» TASK DETAILS: Write the data out again exactly, with no pictures.

» DATA RECORDS:
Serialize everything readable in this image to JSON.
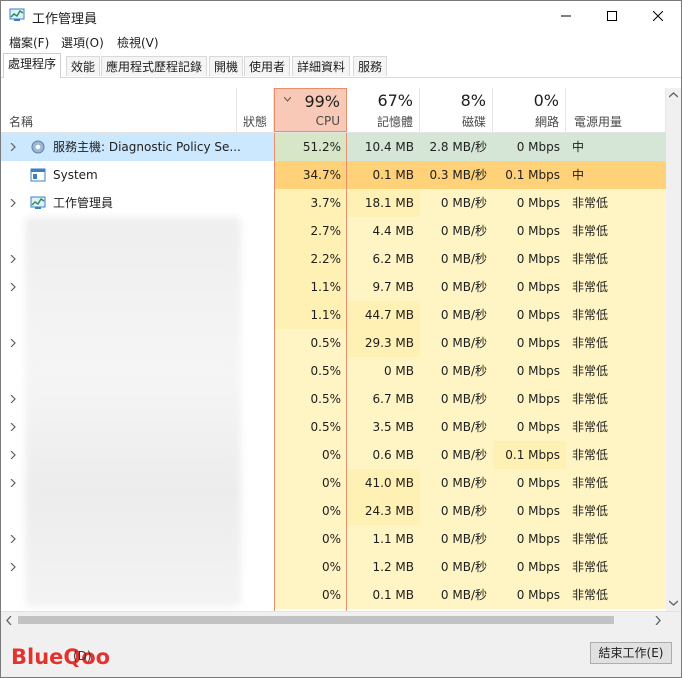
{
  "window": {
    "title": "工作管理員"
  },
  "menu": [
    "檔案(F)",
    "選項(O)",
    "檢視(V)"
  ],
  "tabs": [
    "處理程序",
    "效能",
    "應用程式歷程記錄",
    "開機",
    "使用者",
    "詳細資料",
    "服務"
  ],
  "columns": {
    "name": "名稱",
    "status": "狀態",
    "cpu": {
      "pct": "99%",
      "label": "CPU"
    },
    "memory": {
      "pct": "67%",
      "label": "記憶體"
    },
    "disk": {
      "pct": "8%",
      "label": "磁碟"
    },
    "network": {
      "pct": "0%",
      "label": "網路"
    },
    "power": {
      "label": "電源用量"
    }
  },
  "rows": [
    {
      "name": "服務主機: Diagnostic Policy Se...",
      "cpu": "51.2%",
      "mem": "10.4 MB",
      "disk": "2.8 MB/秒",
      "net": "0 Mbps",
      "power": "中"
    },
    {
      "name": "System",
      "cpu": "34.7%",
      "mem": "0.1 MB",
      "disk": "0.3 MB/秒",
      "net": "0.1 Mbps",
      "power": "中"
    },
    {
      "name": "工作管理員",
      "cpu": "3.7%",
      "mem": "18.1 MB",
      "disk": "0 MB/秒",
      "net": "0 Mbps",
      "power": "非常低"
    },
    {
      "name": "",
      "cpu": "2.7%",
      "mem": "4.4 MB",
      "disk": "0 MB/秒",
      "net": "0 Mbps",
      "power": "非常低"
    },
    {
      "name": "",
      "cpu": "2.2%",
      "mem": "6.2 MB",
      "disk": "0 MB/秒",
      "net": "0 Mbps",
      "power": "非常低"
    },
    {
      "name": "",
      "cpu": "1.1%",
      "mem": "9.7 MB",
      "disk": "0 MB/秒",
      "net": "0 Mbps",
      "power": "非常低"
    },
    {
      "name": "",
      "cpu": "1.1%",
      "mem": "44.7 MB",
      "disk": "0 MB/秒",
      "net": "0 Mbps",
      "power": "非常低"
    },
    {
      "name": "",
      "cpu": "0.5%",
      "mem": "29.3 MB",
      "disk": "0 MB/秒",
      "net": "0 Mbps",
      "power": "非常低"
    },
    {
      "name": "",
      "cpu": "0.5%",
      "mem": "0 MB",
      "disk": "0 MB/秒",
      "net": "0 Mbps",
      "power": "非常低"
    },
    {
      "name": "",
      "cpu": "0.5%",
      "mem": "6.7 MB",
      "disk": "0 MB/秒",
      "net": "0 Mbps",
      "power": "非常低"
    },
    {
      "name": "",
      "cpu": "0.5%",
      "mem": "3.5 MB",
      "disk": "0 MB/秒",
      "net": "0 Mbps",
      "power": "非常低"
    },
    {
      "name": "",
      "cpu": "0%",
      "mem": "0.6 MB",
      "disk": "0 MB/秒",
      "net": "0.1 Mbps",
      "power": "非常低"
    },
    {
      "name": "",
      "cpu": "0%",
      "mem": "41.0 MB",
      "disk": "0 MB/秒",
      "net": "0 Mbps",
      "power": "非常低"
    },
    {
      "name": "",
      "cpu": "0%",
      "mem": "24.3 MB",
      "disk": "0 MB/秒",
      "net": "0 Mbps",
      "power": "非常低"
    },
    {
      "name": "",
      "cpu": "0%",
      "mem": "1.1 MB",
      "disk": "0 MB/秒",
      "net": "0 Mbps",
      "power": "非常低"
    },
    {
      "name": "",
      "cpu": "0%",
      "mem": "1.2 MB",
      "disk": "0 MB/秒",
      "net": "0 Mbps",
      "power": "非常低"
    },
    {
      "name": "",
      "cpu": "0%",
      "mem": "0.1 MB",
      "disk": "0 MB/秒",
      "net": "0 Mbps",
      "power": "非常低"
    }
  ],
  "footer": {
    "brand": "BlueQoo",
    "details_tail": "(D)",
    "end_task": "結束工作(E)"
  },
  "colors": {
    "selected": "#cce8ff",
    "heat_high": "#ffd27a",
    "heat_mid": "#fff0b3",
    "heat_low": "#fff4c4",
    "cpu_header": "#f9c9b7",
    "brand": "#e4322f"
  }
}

» ANSWER FOR THE TASK:
Serialize everything readable in this image to JSON.
{
  "window": {
    "title": "工作管理員"
  },
  "menu": [
    "檔案(F)",
    "選項(O)",
    "檢視(V)"
  ],
  "tabs": [
    "處理程序",
    "效能",
    "應用程式歷程記錄",
    "開機",
    "使用者",
    "詳細資料",
    "服務"
  ],
  "columns": {
    "name": "名稱",
    "status": "狀態",
    "cpu": {
      "pct": "99%",
      "label": "CPU"
    },
    "memory": {
      "pct": "67%",
      "label": "記憶體"
    },
    "disk": {
      "pct": "8%",
      "label": "磁碟"
    },
    "network": {
      "pct": "0%",
      "label": "網路"
    },
    "power": {
      "label": "電源用量"
    }
  },
  "rows": [
    {
      "name": "服務主機: Diagnostic Policy Se...",
      "cpu": "51.2%",
      "mem": "10.4 MB",
      "disk": "2.8 MB/秒",
      "net": "0 Mbps",
      "power": "中"
    },
    {
      "name": "System",
      "cpu": "34.7%",
      "mem": "0.1 MB",
      "disk": "0.3 MB/秒",
      "net": "0.1 Mbps",
      "power": "中"
    },
    {
      "name": "工作管理員",
      "cpu": "3.7%",
      "mem": "18.1 MB",
      "disk": "0 MB/秒",
      "net": "0 Mbps",
      "power": "非常低"
    },
    {
      "name": "",
      "cpu": "2.7%",
      "mem": "4.4 MB",
      "disk": "0 MB/秒",
      "net": "0 Mbps",
      "power": "非常低"
    },
    {
      "name": "",
      "cpu": "2.2%",
      "mem": "6.2 MB",
      "disk": "0 MB/秒",
      "net": "0 Mbps",
      "power": "非常低"
    },
    {
      "name": "",
      "cpu": "1.1%",
      "mem": "9.7 MB",
      "disk": "0 MB/秒",
      "net": "0 Mbps",
      "power": "非常低"
    },
    {
      "name": "",
      "cpu": "1.1%",
      "mem": "44.7 MB",
      "disk": "0 MB/秒",
      "net": "0 Mbps",
      "power": "非常低"
    },
    {
      "name": "",
      "cpu": "0.5%",
      "mem": "29.3 MB",
      "disk": "0 MB/秒",
      "net": "0 Mbps",
      "power": "非常低"
    },
    {
      "name": "",
      "cpu": "0.5%",
      "mem": "0 MB",
      "disk": "0 MB/秒",
      "net": "0 Mbps",
      "power": "非常低"
    },
    {
      "name": "",
      "cpu": "0.5%",
      "mem": "6.7 MB",
      "disk": "0 MB/秒",
      "net": "0 Mbps",
      "power": "非常低"
    },
    {
      "name": "",
      "cpu": "0.5%",
      "mem": "3.5 MB",
      "disk": "0 MB/秒",
      "net": "0 Mbps",
      "power": "非常低"
    },
    {
      "name": "",
      "cpu": "0%",
      "mem": "0.6 MB",
      "disk": "0 MB/秒",
      "net": "0.1 Mbps",
      "power": "非常低"
    },
    {
      "name": "",
      "cpu": "0%",
      "mem": "41.0 MB",
      "disk": "0 MB/秒",
      "net": "0 Mbps",
      "power": "非常低"
    },
    {
      "name": "",
      "cpu": "0%",
      "mem": "24.3 MB",
      "disk": "0 MB/秒",
      "net": "0 Mbps",
      "power": "非常低"
    },
    {
      "name": "",
      "cpu": "0%",
      "mem": "1.1 MB",
      "disk": "0 MB/秒",
      "net": "0 Mbps",
      "power": "非常低"
    },
    {
      "name": "",
      "cpu": "0%",
      "mem": "1.2 MB",
      "disk": "0 MB/秒",
      "net": "0 Mbps",
      "power": "非常低"
    },
    {
      "name": "",
      "cpu": "0%",
      "mem": "0.1 MB",
      "disk": "0 MB/秒",
      "net": "0 Mbps",
      "power": "非常低"
    }
  ],
  "footer": {
    "brand": "BlueQoo",
    "details_tail": "(D)",
    "end_task": "結束工作(E)"
  },
  "colors": {
    "selected": "#cce8ff",
    "heat_high": "#ffd27a",
    "heat_mid": "#fff0b3",
    "heat_low": "#fff4c4",
    "cpu_header": "#f9c9b7",
    "brand": "#e4322f"
  }
}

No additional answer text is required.